The whole listing must be returned exactly, with no line missing.

PROVIDED MATERIAL =>
________________
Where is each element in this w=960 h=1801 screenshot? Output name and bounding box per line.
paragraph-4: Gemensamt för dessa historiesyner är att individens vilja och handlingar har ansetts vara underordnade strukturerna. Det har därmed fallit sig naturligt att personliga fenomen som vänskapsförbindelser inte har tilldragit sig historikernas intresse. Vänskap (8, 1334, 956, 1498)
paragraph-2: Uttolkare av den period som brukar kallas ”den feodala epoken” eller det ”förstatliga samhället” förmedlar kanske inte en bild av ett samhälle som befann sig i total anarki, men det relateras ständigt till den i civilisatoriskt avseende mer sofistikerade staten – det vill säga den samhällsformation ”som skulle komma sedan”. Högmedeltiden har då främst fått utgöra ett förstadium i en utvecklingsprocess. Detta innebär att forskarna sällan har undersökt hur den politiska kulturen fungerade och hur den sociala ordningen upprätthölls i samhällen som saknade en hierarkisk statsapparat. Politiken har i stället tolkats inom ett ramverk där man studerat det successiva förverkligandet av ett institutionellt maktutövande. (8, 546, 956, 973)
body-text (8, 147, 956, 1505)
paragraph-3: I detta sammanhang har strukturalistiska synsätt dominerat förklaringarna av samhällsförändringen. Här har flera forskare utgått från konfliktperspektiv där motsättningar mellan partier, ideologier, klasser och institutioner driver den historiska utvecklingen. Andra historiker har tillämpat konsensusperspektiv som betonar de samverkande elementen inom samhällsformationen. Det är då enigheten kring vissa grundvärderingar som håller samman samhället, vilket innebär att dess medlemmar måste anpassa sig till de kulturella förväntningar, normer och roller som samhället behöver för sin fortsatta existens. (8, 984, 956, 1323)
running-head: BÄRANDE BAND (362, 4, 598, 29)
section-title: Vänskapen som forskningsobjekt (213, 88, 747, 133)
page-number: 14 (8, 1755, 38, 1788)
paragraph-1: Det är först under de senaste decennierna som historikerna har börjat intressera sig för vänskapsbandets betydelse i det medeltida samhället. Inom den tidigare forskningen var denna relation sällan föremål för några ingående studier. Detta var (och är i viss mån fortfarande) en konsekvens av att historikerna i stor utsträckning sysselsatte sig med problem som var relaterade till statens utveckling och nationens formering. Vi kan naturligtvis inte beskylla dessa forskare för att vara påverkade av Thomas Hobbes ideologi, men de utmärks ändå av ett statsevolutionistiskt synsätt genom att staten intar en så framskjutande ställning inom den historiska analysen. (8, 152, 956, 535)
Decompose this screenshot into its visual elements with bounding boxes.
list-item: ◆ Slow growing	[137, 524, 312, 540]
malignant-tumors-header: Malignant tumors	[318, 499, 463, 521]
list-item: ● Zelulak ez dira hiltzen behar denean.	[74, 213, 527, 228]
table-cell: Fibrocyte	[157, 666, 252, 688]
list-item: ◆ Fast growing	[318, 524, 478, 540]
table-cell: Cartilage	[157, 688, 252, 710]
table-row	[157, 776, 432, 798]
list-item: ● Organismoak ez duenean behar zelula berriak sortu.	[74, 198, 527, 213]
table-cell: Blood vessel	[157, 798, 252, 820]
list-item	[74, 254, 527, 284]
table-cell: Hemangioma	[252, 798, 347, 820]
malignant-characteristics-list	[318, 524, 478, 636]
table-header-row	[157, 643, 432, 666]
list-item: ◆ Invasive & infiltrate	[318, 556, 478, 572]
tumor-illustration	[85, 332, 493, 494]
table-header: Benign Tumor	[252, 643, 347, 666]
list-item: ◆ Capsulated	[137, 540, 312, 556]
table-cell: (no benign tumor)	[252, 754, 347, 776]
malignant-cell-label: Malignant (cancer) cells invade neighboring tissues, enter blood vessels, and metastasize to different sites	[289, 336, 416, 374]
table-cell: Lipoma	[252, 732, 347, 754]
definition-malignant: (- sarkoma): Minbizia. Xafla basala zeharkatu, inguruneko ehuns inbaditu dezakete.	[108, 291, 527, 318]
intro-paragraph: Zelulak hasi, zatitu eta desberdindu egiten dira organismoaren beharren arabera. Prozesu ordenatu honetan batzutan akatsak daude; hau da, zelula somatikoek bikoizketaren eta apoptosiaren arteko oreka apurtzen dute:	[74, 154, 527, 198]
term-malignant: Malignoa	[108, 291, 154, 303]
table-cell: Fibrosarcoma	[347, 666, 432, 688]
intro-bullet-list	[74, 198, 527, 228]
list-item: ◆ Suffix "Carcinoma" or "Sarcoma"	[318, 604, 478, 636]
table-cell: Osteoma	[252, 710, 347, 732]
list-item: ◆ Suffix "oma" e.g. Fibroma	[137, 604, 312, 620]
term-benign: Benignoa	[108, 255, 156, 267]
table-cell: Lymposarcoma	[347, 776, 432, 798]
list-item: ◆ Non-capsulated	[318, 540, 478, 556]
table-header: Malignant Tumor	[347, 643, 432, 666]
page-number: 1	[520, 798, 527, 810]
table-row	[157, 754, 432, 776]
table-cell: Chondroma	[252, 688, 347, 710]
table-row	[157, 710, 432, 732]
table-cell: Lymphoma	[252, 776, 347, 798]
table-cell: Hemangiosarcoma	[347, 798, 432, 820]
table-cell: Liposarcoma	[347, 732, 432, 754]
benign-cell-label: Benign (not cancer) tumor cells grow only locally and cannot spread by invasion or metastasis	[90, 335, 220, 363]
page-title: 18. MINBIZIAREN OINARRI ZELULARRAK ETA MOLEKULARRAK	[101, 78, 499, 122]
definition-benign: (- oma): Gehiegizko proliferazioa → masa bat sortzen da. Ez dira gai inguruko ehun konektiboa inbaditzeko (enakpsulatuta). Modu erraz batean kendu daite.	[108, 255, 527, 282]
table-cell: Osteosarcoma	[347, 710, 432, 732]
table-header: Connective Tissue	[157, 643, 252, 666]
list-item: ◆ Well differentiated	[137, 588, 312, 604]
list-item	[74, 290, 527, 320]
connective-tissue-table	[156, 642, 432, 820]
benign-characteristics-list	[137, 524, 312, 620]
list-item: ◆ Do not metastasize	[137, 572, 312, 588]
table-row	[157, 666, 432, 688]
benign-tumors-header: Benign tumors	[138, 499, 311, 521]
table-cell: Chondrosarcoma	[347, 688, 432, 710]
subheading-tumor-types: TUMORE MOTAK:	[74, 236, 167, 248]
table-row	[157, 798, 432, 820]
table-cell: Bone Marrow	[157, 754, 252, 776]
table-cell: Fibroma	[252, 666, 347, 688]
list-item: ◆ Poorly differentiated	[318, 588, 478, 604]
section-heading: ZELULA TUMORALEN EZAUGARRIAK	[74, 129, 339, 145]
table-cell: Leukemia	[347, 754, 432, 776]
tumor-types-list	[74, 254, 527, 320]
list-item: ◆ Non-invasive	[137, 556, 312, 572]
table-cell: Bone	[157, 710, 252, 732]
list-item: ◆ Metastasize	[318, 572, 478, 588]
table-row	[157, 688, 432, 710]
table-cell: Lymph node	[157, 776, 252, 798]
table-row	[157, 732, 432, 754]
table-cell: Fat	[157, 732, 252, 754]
________________
EXPECTED ANSWER =>
Where is each element in this w=960 h=1801 screenshot? Output name and bounding box per line.
paragraph-4: Gemensamt för dessa historiesyner är att individens vilja och handlingar har ansetts vara underordnade strukturerna. Det har därmed fallit sig naturligt att personliga fenomen som vänskapsförbindelser inte har tilldragit sig historikernas intresse. Vänskap (8, 1334, 956, 1498)
paragraph-2: Uttolkare av den period som brukar kallas ”den feodala epoken” eller det ”förstatliga samhället” förmedlar kanske inte en bild av ett samhälle som befann sig i total anarki, men det relateras ständigt till den i civilisatoriskt avseende mer sofistikerade staten – det vill säga den samhällsformation ”som skulle komma sedan”. Högmedeltiden har då främst fått utgöra ett förstadium i en utvecklingsprocess. Detta innebär att forskarna sällan har undersökt hur den politiska kulturen fungerade och hur den sociala ordningen upprätthölls i samhällen som saknade en hierarkisk statsapparat. Politiken har i stället tolkats inom ett ramverk där man studerat det successiva förverkligandet av ett institutionellt maktutövande. (8, 546, 956, 973)
body-text (8, 147, 956, 1505)
paragraph-3: I detta sammanhang har strukturalistiska synsätt dominerat förklaringarna av samhällsförändringen. Här har flera forskare utgått från konfliktperspektiv där motsättningar mellan partier, ideologier, klasser och institutioner driver den historiska utvecklingen. Andra historiker har tillämpat konsensusperspektiv som betonar de samverkande elementen inom samhällsformationen. Det är då enigheten kring vissa grundvärderingar som håller samman samhället, vilket innebär att dess medlemmar måste anpassa sig till de kulturella förväntningar, normer och roller som samhället behöver för sin fortsatta existens. (8, 984, 956, 1323)
running-head: BÄRANDE BAND (362, 4, 598, 29)
section-title: Vänskapen som forskningsobjekt (213, 88, 747, 133)
page-number: 14 (8, 1755, 38, 1788)
paragraph-1: Det är först under de senaste decennierna som historikerna har börjat intressera sig för vänskapsbandets betydelse i det medeltida samhället. Inom den tidigare forskningen var denna relation sällan föremål för några ingående studier. Detta var (och är i viss mån fortfarande) en konsekvens av att historikerna i stor utsträckning sysselsatte sig med problem som var relaterade till statens utveckling och nationens formering. Vi kan naturligtvis inte beskylla dessa forskare för att vara påverkade av Thomas Hobbes ideologi, men de utmärks ändå av ett statsevolutionistiskt synsätt genom att staten intar en så framskjutande ställning inom den historiska analysen. (8, 152, 956, 535)
Decompose this screenshot into its visual elements with bounding boxes.
list-item: ◆ Slow growing	[137, 524, 312, 540]
malignant-tumors-header: Malignant tumors	[318, 499, 463, 521]
list-item: ● Zelulak ez dira hiltzen behar denean.	[74, 213, 527, 228]
table-cell: Fibrocyte	[157, 666, 252, 688]
list-item: ◆ Fast growing	[318, 524, 478, 540]
table-cell: Cartilage	[157, 688, 252, 710]
table-row	[157, 776, 432, 798]
list-item: ● Organismoak ez duenean behar zelula berriak sortu.	[74, 198, 527, 213]
table-cell: Blood vessel	[157, 798, 252, 820]
list-item	[74, 254, 527, 284]
table-cell: Hemangioma	[252, 798, 347, 820]
malignant-characteristics-list	[318, 524, 478, 636]
table-header-row	[157, 643, 432, 666]
list-item: ◆ Invasive & infiltrate	[318, 556, 478, 572]
tumor-illustration	[85, 332, 493, 494]
table-header: Benign Tumor	[252, 643, 347, 666]
list-item: ◆ Capsulated	[137, 540, 312, 556]
table-cell: (no benign tumor)	[252, 754, 347, 776]
malignant-cell-label: Malignant (cancer) cells invade neighboring tissues, enter blood vessels, and metastasize to different sites	[289, 336, 416, 374]
table-cell: Lipoma	[252, 732, 347, 754]
definition-malignant: (- sarkoma): Minbizia. Xafla basala zeharkatu, inguruneko ehuns inbaditu dezakete.	[108, 291, 527, 318]
intro-paragraph: Zelulak hasi, zatitu eta desberdindu egiten dira organismoaren beharren arabera. Prozesu ordenatu honetan batzutan akatsak daude; hau da, zelula somatikoek bikoizketaren eta apoptosiaren arteko oreka apurtzen dute:	[74, 154, 527, 198]
term-malignant: Malignoa	[108, 291, 154, 303]
table-cell: Fibrosarcoma	[347, 666, 432, 688]
intro-bullet-list	[74, 198, 527, 228]
list-item: ◆ Suffix "Carcinoma" or "Sarcoma"	[318, 604, 478, 636]
table-cell: Osteoma	[252, 710, 347, 732]
list-item: ◆ Suffix "oma" e.g. Fibroma	[137, 604, 312, 620]
term-benign: Benignoa	[108, 255, 156, 267]
table-cell: Lymposarcoma	[347, 776, 432, 798]
list-item: ◆ Non-capsulated	[318, 540, 478, 556]
table-header: Malignant Tumor	[347, 643, 432, 666]
page-number: 1	[520, 798, 527, 810]
table-row	[157, 754, 432, 776]
table-cell: Chondroma	[252, 688, 347, 710]
table-row	[157, 710, 432, 732]
table-cell: Lymphoma	[252, 776, 347, 798]
table-cell: Hemangiosarcoma	[347, 798, 432, 820]
table-cell: Liposarcoma	[347, 732, 432, 754]
benign-cell-label: Benign (not cancer) tumor cells grow only locally and cannot spread by invasion or metastasis	[90, 335, 220, 363]
page-title: 18. MINBIZIAREN OINARRI ZELULARRAK ETA MOLEKULARRAK	[101, 78, 499, 122]
definition-benign: (- oma): Gehiegizko proliferazioa → masa bat sortzen da. Ez dira gai inguruko ehun konektiboa inbaditzeko (enakpsulatuta). Modu erraz batean kendu daite.	[108, 255, 527, 282]
table-cell: Osteosarcoma	[347, 710, 432, 732]
table-header: Connective Tissue	[157, 643, 252, 666]
list-item: ◆ Well differentiated	[137, 588, 312, 604]
list-item	[74, 290, 527, 320]
connective-tissue-table	[156, 642, 432, 820]
benign-characteristics-list	[137, 524, 312, 620]
list-item: ◆ Do not metastasize	[137, 572, 312, 588]
table-row	[157, 666, 432, 688]
benign-tumors-header: Benign tumors	[138, 499, 311, 521]
table-cell: Chondrosarcoma	[347, 688, 432, 710]
subheading-tumor-types: TUMORE MOTAK:	[74, 236, 167, 248]
table-row	[157, 798, 432, 820]
table-cell: Bone Marrow	[157, 754, 252, 776]
table-cell: Fibroma	[252, 666, 347, 688]
list-item: ◆ Poorly differentiated	[318, 588, 478, 604]
section-heading: ZELULA TUMORALEN EZAUGARRIAK	[74, 129, 339, 145]
table-cell: Leukemia	[347, 754, 432, 776]
tumor-types-list	[74, 254, 527, 320]
list-item: ◆ Non-invasive	[137, 556, 312, 572]
table-cell: Bone	[157, 710, 252, 732]
list-item: ◆ Metastasize	[318, 572, 478, 588]
table-row	[157, 688, 432, 710]
table-cell: Lymph node	[157, 776, 252, 798]
table-row	[157, 732, 432, 754]
table-cell: Fat	[157, 732, 252, 754]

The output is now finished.